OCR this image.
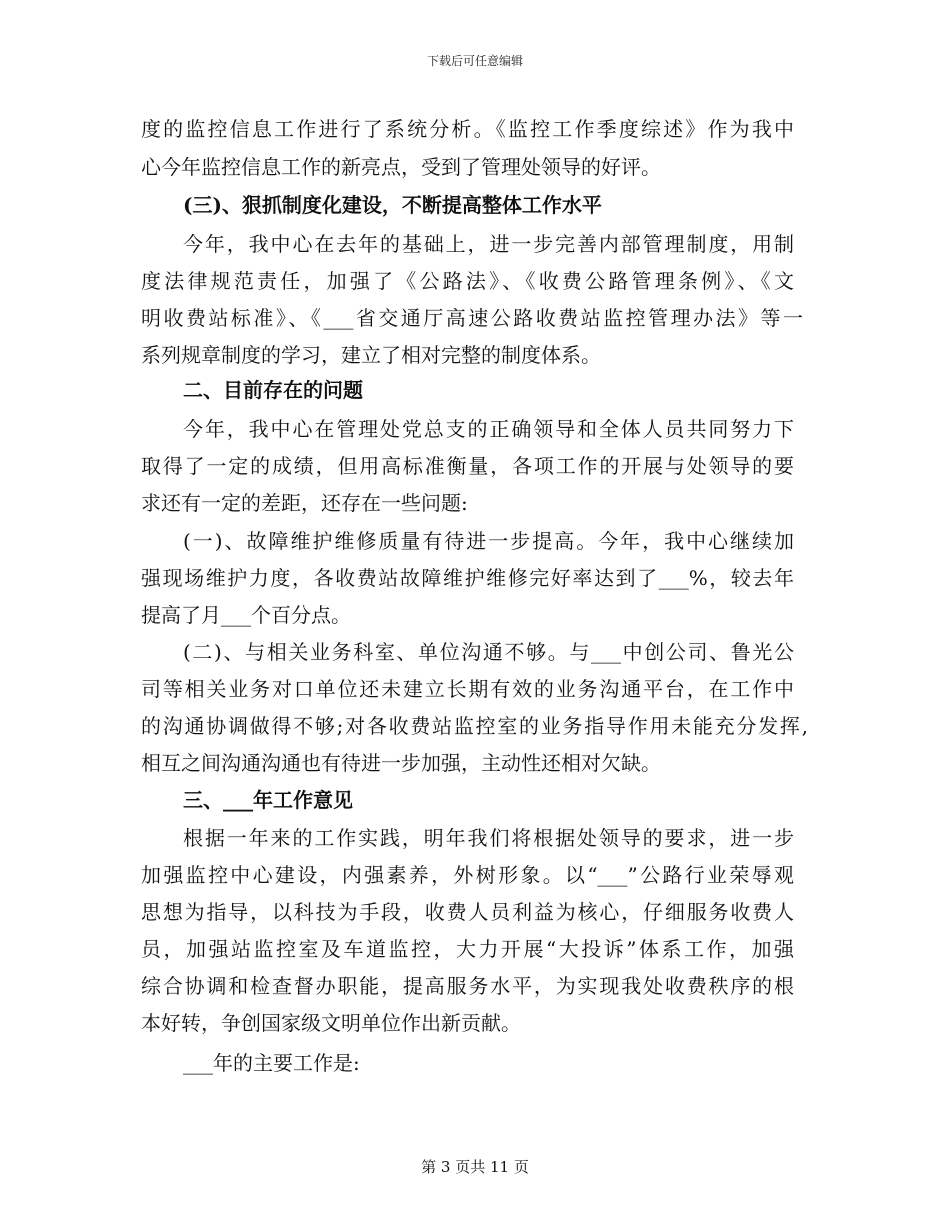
下载后可任意编辑
度的监控信息工作进行了系统分析。《监控工作季度综述》作为我中
心今年监控信息工作的新亮点，受到了管理处领导的好评。
(三)、狠抓制度化建设，不断提高整体工作水平
今年，我中心在去年的基础上，进一步完善内部管理制度，用制
度法律规范责任，加强了《公路法》、《收费公路管理条例》、《文
明收费站标准》、《___省交通厅高速公路收费站监控管理办法》等一
系列规章制度的学习，建立了相对完整的制度体系。
二、目前存在的问题
今年，我中心在管理处党总支的正确领导和全体人员共同努力下
取得了一定的成绩，但用高标准衡量，各项工作的开展与处领导的要
求还有一定的差距，还存在一些问题:
(一)、故障维护维修质量有待进一步提高。今年，我中心继续加
强现场维护力度，各收费站故障维护维修完好率达到了___%，较去年
提高了月___个百分点。
(二)、与相关业务科室、单位沟通不够。与___中创公司、鲁光公
司等相关业务对口单位还未建立长期有效的业务沟通平台，在工作中
的沟通协调做得不够;对各收费站监控室的业务指导作用未能充分发挥,
相互之间沟通沟通也有待进一步加强，主动性还相对欠缺。
三、___年工作意见
根据一年来的工作实践，明年我们将根据处领导的要求，进一步
加强监控中心建设，内强素养，外树形象。以“___”公路行业荣辱观
思想为指导，以科技为手段，收费人员利益为核心，仔细服务收费人
员，加强站监控室及车道监控，大力开展“大投诉”体系工作，加强
综合协调和检查督办职能，提高服务水平，为实现我处收费秩序的根
本好转，争创国家级文明单位作出新贡献。
___年的主要工作是:
第 3 页共 11 页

═══

Exercise: Your task is to reproduce all of the material exactly. The pictures stay out.

Written answer:
OCR this image.
下载后可任意编辑
度的监控信息工作进行了系统分析。《监控工作季度综述》作为我中
心今年监控信息工作的新亮点，受到了管理处领导的好评。
(三)、狠抓制度化建设，不断提高整体工作水平
今年，我中心在去年的基础上，进一步完善内部管理制度，用制
度法律规范责任，加强了《公路法》、《收费公路管理条例》、《文
明收费站标准》、《___省交通厅高速公路收费站监控管理办法》等一
系列规章制度的学习，建立了相对完整的制度体系。
二、目前存在的问题
今年，我中心在管理处党总支的正确领导和全体人员共同努力下
取得了一定的成绩，但用高标准衡量，各项工作的开展与处领导的要
求还有一定的差距，还存在一些问题:
(一)、故障维护维修质量有待进一步提高。今年，我中心继续加
强现场维护力度，各收费站故障维护维修完好率达到了___%，较去年
提高了月___个百分点。
(二)、与相关业务科室、单位沟通不够。与___中创公司、鲁光公
司等相关业务对口单位还未建立长期有效的业务沟通平台，在工作中
的沟通协调做得不够;对各收费站监控室的业务指导作用未能充分发挥,
相互之间沟通沟通也有待进一步加强，主动性还相对欠缺。
三、___年工作意见
根据一年来的工作实践，明年我们将根据处领导的要求，进一步
加强监控中心建设，内强素养，外树形象。以“___”公路行业荣辱观
思想为指导，以科技为手段，收费人员利益为核心，仔细服务收费人
员，加强站监控室及车道监控，大力开展“大投诉”体系工作，加强
综合协调和检查督办职能，提高服务水平，为实现我处收费秩序的根
本好转，争创国家级文明单位作出新贡献。
___年的主要工作是:
第 3 页共 11 页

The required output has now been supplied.